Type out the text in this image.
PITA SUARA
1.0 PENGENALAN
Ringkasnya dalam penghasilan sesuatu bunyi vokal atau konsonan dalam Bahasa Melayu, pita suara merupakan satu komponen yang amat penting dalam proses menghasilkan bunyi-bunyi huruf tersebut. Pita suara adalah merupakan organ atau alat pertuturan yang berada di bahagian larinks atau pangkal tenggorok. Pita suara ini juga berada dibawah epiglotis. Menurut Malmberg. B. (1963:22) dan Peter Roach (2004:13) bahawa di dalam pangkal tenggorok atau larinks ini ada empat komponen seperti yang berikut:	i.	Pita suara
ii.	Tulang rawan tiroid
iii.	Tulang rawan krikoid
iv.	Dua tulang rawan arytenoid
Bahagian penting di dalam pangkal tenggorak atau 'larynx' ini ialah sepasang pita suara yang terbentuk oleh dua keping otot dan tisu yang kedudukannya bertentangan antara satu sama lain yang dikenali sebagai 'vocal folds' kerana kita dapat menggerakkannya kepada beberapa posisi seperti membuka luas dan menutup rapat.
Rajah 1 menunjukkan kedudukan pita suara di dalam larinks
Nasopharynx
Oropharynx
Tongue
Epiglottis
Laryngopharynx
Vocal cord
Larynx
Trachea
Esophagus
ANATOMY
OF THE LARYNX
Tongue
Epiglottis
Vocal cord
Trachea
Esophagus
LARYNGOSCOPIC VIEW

*****

■ **Stated task**
The records above should be restated word for word, please.

■ **Task answer**
Type out the text in this image.
PITA SUARA
1.0 PENGENALAN
Ringkasnya dalam penghasilan sesuatu bunyi vokal atau konsonan dalam Bahasa Melayu, pita suara merupakan satu komponen yang amat penting dalam proses menghasilkan bunyi-bunyi huruf tersebut. Pita suara adalah merupakan organ atau alat pertuturan yang berada di bahagian larinks atau pangkal tenggorok. Pita suara ini juga berada dibawah epiglotis. Menurut Malmberg. B. (1963:22) dan Peter Roach (2004:13) bahawa di dalam pangkal tenggorok atau larinks ini ada empat komponen seperti yang berikut:	i.	Pita suara
ii.	Tulang rawan tiroid
iii.	Tulang rawan krikoid
iv.	Dua tulang rawan arytenoid
Bahagian penting di dalam pangkal tenggorak atau 'larynx' ini ialah sepasang pita suara yang terbentuk oleh dua keping otot dan tisu yang kedudukannya bertentangan antara satu sama lain yang dikenali sebagai 'vocal folds' kerana kita dapat menggerakkannya kepada beberapa posisi seperti membuka luas dan menutup rapat.
Rajah 1 menunjukkan kedudukan pita suara di dalam larinks
Nasopharynx
Oropharynx
Tongue
Epiglottis
Laryngopharynx
Vocal cord
Larynx
Trachea
Esophagus
ANATOMY
OF THE LARYNX
Tongue
Epiglottis
Vocal cord
Trachea
Esophagus
LARYNGOSCOPIC VIEW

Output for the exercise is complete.